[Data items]
* * *
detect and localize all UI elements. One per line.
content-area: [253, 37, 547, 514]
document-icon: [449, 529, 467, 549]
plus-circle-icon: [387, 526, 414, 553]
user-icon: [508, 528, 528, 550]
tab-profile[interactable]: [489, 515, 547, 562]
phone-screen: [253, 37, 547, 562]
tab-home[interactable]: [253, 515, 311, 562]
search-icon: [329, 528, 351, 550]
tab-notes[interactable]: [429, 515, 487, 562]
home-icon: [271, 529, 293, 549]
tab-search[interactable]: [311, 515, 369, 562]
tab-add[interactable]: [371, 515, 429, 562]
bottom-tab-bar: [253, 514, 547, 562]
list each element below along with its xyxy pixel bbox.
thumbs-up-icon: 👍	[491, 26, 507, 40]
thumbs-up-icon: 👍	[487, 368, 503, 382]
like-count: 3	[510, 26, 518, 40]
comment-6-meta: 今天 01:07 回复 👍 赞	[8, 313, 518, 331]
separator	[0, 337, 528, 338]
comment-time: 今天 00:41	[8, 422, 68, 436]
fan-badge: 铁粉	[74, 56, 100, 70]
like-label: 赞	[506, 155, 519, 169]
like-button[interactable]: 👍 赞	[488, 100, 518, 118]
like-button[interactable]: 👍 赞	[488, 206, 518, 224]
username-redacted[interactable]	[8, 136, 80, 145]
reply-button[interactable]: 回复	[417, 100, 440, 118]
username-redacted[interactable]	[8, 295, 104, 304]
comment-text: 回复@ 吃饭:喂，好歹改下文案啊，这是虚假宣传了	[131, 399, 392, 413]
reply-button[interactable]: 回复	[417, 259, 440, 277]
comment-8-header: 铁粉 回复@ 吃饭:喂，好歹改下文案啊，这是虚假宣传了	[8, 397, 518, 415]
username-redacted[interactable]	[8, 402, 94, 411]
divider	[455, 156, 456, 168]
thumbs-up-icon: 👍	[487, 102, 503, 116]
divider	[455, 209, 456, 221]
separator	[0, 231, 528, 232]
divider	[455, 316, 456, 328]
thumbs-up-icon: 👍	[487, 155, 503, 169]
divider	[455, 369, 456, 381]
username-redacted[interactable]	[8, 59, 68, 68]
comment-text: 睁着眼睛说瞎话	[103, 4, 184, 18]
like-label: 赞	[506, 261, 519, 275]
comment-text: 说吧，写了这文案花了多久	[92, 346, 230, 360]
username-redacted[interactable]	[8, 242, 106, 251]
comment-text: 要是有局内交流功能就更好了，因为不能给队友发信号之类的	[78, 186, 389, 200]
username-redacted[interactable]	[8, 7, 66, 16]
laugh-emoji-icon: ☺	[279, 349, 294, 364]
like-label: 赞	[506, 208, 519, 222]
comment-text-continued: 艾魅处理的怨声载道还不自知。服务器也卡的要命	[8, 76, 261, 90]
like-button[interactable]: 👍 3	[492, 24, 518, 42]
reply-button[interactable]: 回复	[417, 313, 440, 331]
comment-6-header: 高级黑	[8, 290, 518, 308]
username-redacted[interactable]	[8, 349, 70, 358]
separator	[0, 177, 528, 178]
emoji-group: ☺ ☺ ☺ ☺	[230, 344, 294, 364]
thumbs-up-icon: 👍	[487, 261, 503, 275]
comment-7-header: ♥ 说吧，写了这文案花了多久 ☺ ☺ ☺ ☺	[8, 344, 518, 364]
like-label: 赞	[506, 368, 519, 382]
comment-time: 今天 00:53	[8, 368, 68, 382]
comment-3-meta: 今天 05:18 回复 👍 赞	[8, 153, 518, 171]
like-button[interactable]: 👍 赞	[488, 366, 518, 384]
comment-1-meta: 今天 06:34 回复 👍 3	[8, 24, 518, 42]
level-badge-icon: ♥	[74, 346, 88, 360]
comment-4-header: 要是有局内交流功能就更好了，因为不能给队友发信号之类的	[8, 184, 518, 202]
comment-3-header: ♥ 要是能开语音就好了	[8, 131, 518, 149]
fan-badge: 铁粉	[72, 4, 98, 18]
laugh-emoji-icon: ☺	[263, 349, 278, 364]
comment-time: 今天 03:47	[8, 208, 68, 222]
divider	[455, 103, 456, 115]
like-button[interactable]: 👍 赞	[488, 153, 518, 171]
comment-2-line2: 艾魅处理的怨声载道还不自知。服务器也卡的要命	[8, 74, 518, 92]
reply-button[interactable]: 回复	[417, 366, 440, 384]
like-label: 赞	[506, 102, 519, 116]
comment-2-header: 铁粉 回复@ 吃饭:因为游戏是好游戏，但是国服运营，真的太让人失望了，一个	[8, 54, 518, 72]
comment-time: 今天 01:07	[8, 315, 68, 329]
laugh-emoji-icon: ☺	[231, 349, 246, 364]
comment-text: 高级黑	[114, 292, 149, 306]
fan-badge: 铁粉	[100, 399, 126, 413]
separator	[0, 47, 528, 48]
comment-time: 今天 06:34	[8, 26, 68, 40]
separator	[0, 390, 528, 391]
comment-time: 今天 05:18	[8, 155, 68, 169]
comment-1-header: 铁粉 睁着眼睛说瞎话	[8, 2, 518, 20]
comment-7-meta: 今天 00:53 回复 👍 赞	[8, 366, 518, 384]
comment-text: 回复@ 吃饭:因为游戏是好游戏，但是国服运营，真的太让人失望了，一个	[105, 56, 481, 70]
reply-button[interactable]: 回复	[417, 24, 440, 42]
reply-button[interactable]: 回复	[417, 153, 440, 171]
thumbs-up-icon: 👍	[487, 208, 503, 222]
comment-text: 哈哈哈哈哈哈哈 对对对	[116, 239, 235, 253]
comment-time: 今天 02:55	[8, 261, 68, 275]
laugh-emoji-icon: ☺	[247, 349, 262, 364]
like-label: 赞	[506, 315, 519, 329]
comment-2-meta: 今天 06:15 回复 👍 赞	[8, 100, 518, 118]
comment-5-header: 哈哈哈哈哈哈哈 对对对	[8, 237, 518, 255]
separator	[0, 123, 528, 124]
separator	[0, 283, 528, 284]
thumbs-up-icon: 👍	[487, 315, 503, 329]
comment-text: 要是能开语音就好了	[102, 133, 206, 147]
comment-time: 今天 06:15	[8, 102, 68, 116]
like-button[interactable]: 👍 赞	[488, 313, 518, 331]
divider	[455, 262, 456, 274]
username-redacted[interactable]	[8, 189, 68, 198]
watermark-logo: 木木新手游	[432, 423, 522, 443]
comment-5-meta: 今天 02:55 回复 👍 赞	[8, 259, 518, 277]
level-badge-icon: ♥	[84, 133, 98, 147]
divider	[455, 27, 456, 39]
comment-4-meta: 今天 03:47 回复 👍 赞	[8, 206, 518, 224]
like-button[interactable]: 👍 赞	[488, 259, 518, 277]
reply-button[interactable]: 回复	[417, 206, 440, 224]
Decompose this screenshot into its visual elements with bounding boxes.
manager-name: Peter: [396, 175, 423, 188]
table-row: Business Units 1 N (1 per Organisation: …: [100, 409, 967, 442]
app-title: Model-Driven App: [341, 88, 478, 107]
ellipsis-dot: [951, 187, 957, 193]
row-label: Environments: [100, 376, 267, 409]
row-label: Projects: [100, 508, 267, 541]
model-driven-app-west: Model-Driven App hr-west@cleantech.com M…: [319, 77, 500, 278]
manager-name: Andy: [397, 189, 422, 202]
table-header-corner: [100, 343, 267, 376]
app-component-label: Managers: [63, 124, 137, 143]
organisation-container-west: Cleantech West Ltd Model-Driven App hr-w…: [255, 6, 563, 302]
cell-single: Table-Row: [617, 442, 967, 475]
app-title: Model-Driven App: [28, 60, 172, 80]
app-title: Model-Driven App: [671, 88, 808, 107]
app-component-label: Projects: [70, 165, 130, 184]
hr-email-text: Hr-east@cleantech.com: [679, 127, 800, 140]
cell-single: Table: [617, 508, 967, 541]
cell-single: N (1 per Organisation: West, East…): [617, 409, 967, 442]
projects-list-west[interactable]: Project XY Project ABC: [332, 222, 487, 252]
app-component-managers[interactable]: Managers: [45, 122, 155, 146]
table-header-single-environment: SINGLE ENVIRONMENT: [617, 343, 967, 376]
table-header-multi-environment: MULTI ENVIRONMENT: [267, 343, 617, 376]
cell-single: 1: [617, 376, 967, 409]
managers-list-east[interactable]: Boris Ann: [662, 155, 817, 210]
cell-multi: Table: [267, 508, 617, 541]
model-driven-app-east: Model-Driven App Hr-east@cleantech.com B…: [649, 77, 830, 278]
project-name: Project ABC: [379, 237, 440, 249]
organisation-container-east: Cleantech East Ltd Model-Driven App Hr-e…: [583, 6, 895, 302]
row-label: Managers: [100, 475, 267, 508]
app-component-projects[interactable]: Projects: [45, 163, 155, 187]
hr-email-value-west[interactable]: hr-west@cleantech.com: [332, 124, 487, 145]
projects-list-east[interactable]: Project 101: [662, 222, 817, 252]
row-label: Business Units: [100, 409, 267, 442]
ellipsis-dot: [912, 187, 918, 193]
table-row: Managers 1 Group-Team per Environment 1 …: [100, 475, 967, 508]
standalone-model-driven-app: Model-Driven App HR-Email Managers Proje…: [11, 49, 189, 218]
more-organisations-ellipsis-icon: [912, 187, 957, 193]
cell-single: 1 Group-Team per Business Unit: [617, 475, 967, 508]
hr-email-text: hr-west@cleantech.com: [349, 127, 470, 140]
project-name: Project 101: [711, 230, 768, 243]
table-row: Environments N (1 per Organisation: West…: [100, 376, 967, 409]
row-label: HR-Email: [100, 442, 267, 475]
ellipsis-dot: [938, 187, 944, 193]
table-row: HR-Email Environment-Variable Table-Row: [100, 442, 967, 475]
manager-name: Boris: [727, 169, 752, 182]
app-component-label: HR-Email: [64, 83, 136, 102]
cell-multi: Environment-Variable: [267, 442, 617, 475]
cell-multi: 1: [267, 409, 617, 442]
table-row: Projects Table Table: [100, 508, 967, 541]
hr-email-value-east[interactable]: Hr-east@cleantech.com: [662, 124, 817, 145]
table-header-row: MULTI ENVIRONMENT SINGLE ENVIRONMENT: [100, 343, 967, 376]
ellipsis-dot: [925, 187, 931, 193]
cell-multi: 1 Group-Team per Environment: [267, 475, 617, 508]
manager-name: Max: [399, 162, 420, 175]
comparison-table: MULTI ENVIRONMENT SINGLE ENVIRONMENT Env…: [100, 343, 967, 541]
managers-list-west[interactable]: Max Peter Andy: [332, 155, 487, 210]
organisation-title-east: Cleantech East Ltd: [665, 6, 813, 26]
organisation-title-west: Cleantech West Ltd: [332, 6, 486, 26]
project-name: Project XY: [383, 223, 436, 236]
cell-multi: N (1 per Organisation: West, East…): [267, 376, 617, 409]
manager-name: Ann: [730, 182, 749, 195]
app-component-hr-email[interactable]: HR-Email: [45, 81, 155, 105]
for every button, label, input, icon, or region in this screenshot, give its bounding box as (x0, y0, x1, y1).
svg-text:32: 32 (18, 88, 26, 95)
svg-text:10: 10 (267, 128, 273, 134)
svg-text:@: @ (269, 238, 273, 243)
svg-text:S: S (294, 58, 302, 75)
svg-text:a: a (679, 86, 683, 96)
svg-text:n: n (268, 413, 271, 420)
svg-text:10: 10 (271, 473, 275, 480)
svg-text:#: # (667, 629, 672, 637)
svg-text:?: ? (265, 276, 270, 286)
* * *
Arrange the data above as a numbered list, leaving out any blank lines. Start at the beginning of the data and include everything up to and including the line with "home-icon: [271, 529, 293, 549]".

## SOLUTION BELOW
1. detect and localize all UI elements. One per line.
2. content-area: [253, 37, 547, 514]
3. document-icon: [449, 529, 467, 549]
4. plus-circle-icon: [387, 526, 414, 553]
5. user-icon: [508, 528, 528, 550]
6. tab-profile[interactable]: [489, 515, 547, 562]
7. phone-screen: [253, 37, 547, 562]
8. tab-home[interactable]: [253, 515, 311, 562]
9. search-icon: [329, 528, 351, 550]
10. tab-notes[interactable]: [429, 515, 487, 562]
11. home-icon: [271, 529, 293, 549]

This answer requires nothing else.